## Written task
Wherever a line below holds the word "площадь", copy that line.

[Data records]
%%

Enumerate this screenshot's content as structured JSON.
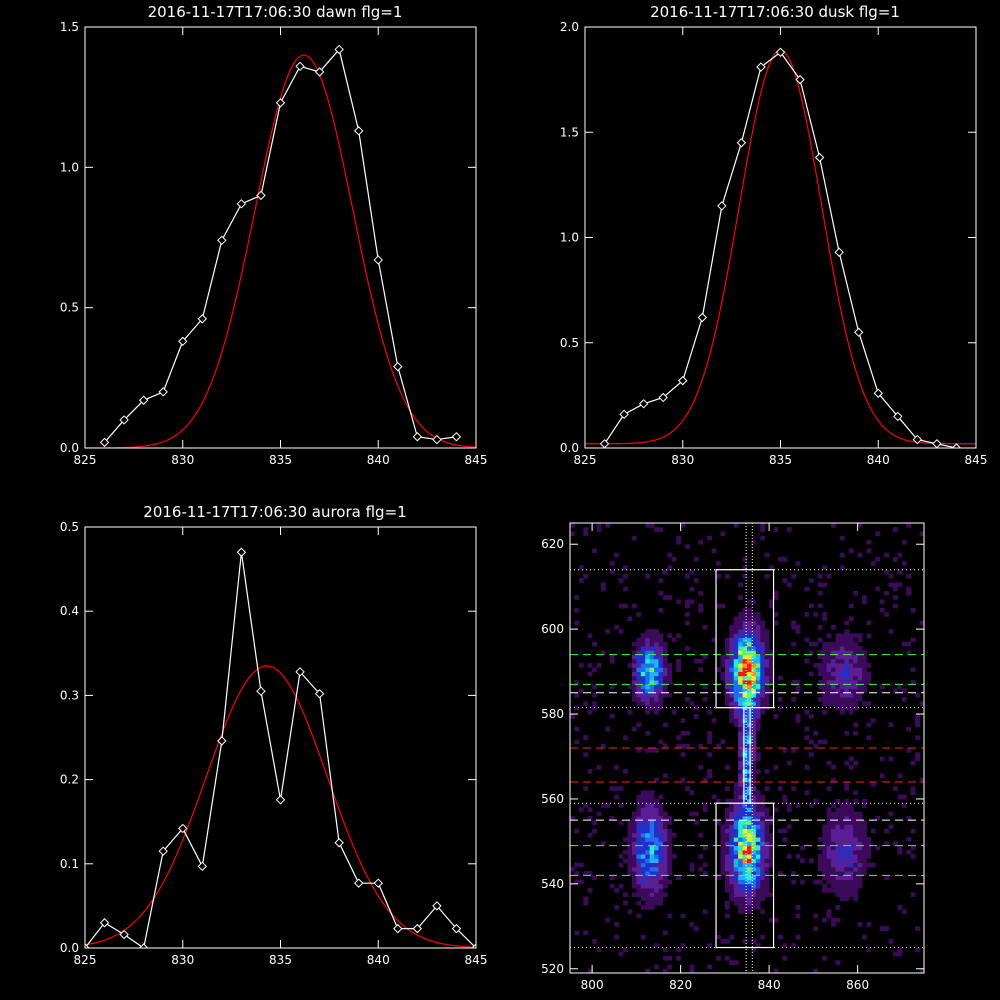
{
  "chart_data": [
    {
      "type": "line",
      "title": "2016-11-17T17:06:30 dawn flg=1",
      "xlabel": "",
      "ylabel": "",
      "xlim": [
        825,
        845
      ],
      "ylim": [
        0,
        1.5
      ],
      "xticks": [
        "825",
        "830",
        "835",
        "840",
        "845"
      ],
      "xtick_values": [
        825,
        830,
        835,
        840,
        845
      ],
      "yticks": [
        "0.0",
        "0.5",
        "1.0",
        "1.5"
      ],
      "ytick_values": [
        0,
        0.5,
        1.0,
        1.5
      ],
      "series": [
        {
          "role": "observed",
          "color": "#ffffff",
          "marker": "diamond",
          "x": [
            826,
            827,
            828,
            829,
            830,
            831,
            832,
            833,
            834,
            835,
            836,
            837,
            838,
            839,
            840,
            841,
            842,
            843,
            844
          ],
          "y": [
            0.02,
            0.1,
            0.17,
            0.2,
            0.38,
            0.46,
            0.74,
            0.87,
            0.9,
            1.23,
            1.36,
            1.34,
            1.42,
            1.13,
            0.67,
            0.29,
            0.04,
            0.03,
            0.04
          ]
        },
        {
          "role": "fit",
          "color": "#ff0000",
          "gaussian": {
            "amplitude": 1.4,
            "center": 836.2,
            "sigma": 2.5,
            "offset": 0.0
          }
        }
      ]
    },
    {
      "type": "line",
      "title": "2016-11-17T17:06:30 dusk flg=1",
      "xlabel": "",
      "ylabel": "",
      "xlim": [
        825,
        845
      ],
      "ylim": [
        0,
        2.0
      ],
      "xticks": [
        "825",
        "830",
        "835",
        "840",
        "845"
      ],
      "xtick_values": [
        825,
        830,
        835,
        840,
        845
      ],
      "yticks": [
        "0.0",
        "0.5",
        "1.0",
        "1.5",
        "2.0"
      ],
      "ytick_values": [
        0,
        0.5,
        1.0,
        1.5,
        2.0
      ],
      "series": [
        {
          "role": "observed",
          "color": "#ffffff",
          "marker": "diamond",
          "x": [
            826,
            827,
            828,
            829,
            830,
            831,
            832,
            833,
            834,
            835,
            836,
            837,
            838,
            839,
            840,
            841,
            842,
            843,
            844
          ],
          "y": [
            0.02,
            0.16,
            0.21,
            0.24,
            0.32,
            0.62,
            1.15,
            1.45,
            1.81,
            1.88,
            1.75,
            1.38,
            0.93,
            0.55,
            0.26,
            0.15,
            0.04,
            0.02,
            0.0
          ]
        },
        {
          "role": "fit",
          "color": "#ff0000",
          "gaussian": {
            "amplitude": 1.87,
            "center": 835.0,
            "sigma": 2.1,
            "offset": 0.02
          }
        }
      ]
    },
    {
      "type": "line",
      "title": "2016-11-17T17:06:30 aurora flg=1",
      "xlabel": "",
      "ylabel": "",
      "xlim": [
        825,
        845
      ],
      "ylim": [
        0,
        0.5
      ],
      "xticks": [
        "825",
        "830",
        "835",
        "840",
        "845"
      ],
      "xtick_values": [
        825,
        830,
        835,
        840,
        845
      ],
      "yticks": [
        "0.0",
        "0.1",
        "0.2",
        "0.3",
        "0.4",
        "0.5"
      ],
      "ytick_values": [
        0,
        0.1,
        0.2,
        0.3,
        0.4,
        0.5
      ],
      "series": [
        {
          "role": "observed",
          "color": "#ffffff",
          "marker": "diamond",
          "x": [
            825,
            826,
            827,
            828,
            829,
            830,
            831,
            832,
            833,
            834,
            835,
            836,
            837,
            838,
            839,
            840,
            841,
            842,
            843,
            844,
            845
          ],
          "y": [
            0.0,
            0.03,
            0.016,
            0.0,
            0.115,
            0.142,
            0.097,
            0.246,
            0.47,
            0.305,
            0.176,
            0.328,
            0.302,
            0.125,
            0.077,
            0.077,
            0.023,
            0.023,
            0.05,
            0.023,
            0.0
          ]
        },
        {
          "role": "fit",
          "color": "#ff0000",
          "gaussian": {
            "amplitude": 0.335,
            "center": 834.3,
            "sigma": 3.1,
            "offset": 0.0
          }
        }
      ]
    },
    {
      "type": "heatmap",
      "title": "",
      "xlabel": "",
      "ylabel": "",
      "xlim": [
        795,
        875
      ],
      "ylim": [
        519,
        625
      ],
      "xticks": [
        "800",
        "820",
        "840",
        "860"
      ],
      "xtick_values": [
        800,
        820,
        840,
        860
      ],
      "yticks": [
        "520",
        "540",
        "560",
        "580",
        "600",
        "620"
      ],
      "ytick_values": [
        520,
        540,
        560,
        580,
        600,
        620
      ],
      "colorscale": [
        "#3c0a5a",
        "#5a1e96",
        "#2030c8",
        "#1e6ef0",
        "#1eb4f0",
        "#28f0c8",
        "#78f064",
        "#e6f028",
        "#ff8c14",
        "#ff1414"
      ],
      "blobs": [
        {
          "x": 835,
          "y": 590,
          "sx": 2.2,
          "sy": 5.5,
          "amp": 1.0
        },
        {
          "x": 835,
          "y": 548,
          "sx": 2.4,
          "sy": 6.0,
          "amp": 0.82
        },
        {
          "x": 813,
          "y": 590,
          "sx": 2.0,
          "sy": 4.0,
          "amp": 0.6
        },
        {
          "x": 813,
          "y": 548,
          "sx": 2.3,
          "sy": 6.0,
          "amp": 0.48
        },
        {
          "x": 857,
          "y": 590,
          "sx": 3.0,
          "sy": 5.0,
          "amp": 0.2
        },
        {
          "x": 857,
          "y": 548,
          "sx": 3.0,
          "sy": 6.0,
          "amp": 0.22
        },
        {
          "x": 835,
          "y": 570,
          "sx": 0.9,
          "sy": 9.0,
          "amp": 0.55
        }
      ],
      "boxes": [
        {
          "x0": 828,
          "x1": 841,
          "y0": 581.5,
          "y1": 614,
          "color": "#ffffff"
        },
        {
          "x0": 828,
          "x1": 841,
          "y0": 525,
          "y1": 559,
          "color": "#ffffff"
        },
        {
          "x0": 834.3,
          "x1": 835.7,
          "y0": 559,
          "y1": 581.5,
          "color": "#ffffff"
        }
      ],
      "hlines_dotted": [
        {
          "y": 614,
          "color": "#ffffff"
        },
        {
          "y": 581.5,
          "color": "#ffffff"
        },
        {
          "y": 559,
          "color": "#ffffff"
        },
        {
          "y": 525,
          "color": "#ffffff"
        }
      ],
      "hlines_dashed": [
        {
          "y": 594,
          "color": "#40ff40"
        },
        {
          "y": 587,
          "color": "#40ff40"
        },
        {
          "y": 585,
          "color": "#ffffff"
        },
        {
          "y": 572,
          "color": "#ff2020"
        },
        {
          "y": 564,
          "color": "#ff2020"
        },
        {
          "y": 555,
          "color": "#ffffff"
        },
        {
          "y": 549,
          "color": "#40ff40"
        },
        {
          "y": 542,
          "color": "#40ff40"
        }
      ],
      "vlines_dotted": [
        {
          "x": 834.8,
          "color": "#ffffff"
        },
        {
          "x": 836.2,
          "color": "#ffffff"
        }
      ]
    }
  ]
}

%%
%%

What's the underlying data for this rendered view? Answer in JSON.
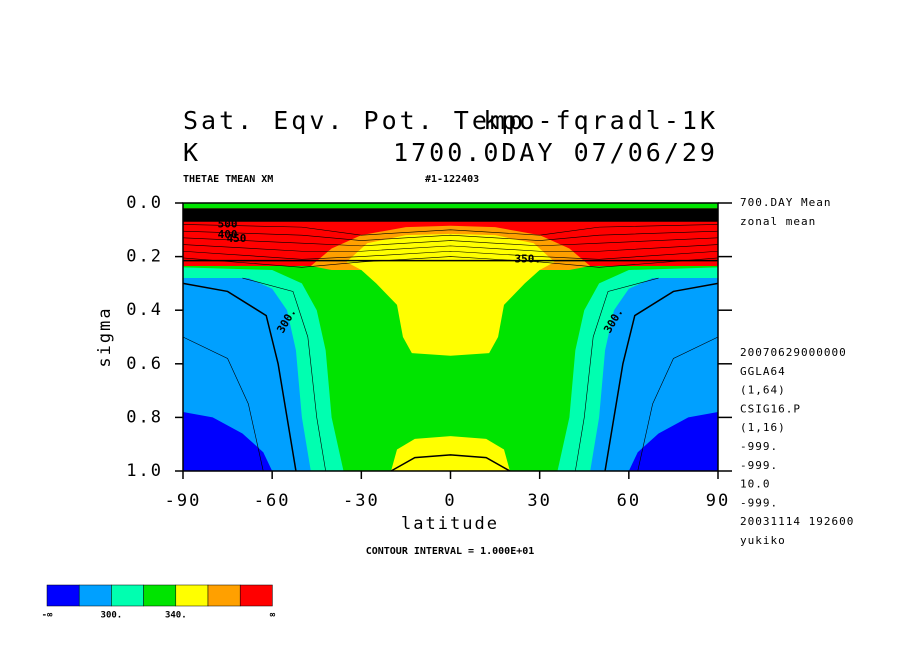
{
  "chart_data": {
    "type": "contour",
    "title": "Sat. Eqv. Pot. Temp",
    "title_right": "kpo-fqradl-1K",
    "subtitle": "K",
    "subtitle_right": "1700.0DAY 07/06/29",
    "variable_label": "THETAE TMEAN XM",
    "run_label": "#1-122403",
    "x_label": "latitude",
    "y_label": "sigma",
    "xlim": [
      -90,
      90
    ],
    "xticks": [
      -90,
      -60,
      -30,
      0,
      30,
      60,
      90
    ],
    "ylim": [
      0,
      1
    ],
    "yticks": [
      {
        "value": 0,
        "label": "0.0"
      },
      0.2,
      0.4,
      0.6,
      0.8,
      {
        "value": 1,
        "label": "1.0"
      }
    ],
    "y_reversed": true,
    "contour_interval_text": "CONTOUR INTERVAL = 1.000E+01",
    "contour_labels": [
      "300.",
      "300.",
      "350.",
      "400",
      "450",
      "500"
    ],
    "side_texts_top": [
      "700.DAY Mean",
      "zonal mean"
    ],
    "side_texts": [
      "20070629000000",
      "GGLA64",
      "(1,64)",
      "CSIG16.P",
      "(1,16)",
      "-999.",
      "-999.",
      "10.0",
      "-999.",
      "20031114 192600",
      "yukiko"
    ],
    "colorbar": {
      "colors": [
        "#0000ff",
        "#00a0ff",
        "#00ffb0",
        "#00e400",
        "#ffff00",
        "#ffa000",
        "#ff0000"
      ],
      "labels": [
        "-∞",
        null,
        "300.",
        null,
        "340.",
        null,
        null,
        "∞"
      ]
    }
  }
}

%%
%%

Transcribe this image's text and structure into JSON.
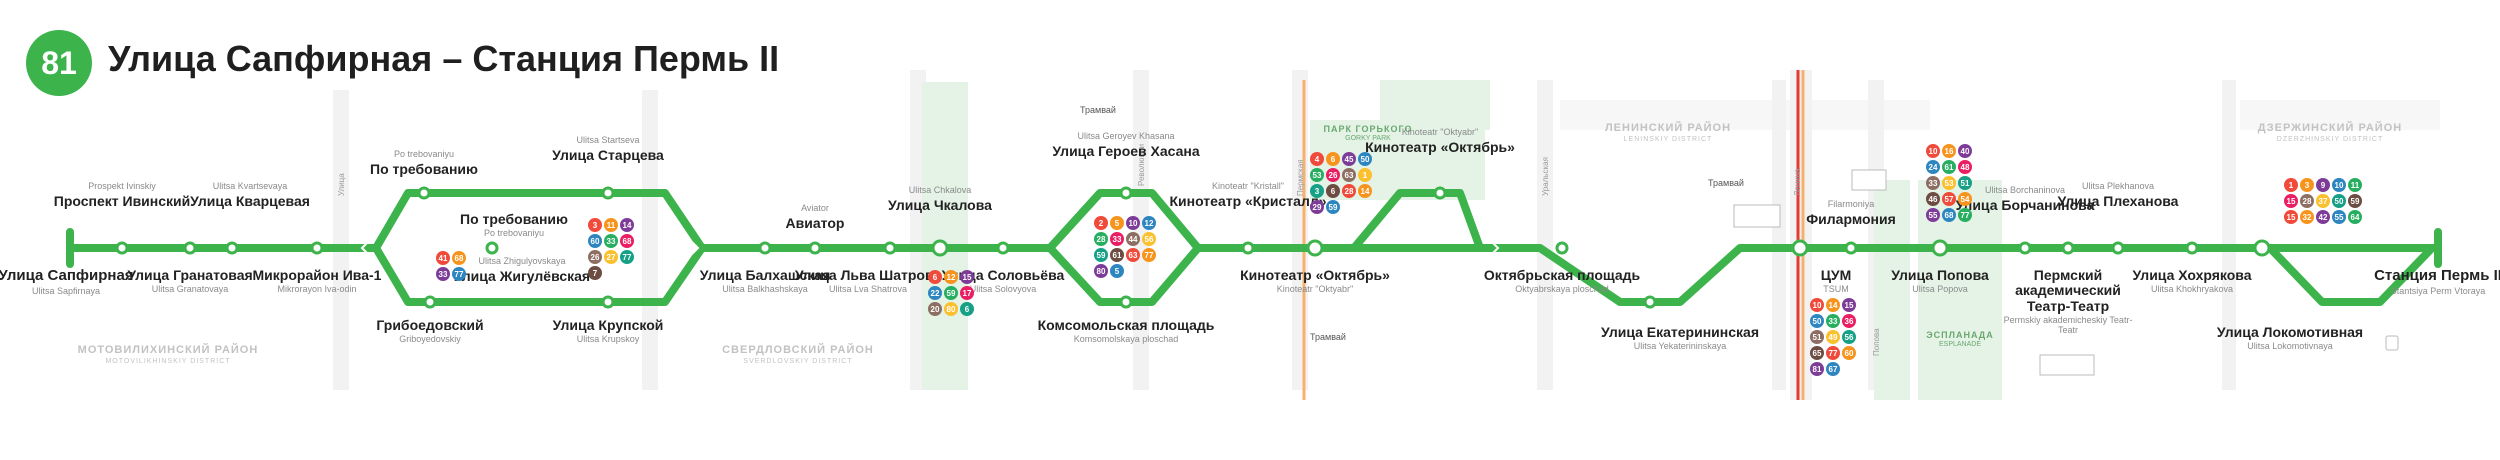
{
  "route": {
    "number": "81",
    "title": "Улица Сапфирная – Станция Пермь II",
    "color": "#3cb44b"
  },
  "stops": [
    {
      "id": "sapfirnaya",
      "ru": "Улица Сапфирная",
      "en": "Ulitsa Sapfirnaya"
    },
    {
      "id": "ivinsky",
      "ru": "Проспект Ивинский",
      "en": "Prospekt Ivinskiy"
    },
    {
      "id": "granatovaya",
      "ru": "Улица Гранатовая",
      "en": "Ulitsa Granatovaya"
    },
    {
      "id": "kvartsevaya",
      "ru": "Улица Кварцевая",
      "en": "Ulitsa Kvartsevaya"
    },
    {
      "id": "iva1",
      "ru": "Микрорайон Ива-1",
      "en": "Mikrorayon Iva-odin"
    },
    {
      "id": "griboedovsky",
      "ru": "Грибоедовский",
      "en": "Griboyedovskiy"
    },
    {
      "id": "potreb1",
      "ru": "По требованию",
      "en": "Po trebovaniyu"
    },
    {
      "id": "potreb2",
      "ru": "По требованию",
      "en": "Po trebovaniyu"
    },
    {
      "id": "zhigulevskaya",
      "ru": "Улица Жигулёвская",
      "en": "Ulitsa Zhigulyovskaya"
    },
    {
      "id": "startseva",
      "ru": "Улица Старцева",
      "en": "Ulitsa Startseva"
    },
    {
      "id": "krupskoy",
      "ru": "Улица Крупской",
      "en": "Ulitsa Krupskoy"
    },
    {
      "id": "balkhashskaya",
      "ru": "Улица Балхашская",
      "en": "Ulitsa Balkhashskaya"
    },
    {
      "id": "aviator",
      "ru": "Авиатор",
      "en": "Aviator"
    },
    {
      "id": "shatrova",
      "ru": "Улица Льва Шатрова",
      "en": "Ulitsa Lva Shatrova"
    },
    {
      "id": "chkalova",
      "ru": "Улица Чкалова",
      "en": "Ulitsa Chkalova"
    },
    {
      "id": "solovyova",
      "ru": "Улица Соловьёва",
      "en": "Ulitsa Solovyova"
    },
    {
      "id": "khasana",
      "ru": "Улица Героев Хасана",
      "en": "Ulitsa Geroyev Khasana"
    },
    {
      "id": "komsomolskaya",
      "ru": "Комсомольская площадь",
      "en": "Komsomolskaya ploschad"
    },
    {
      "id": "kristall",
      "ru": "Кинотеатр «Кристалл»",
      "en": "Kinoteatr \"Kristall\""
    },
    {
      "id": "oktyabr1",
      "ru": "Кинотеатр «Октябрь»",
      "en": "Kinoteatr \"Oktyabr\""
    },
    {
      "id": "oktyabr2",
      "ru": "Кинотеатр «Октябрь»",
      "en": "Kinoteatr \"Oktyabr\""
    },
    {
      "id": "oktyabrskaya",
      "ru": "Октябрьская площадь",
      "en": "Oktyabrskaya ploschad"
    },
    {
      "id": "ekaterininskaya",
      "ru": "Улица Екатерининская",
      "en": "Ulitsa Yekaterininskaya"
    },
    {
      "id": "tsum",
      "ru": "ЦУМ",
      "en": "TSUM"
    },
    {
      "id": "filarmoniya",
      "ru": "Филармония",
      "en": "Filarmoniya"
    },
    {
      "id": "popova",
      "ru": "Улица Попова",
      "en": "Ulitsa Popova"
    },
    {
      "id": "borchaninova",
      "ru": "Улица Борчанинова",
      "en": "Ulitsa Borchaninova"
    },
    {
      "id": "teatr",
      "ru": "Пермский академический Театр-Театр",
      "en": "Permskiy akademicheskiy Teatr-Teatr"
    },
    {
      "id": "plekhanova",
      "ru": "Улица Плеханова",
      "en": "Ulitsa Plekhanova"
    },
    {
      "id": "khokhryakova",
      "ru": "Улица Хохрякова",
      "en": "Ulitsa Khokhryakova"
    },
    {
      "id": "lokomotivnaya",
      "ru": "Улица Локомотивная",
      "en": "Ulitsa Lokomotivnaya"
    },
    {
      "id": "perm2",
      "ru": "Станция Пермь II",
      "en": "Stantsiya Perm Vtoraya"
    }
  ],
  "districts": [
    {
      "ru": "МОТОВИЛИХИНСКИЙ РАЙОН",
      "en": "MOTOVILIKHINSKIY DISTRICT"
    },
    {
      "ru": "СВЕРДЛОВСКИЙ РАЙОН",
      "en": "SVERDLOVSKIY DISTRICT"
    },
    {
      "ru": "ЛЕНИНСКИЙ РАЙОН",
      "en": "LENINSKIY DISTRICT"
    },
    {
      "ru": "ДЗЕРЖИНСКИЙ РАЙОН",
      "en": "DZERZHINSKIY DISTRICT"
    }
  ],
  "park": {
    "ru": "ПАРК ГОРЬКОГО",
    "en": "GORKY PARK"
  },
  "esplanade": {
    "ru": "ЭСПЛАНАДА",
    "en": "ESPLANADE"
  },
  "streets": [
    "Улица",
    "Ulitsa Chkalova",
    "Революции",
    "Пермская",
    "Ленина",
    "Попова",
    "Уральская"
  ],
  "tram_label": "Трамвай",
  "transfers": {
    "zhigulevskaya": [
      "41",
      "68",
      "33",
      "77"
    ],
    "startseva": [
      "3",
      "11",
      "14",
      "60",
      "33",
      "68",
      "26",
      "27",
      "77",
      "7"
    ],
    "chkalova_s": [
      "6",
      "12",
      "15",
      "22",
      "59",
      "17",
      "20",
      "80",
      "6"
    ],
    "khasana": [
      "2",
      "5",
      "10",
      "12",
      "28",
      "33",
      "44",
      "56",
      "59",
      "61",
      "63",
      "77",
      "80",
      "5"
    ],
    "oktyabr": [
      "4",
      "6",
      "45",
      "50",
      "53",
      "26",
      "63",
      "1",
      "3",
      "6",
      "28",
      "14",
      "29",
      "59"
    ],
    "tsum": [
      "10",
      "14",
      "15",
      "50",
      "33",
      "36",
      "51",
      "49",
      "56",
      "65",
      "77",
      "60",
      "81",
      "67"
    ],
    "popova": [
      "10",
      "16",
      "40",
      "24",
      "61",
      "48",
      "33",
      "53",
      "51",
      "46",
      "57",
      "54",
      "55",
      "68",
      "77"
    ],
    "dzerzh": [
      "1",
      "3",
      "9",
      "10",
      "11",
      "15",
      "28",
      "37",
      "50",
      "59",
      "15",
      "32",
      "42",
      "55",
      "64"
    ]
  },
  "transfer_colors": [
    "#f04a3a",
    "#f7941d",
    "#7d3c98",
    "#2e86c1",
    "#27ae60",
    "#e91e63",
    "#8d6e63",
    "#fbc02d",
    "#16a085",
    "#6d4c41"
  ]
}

%%

## Answer to this task
      "ru": "Комсомольская площадь",
      "ru": "Октябрьская площадь",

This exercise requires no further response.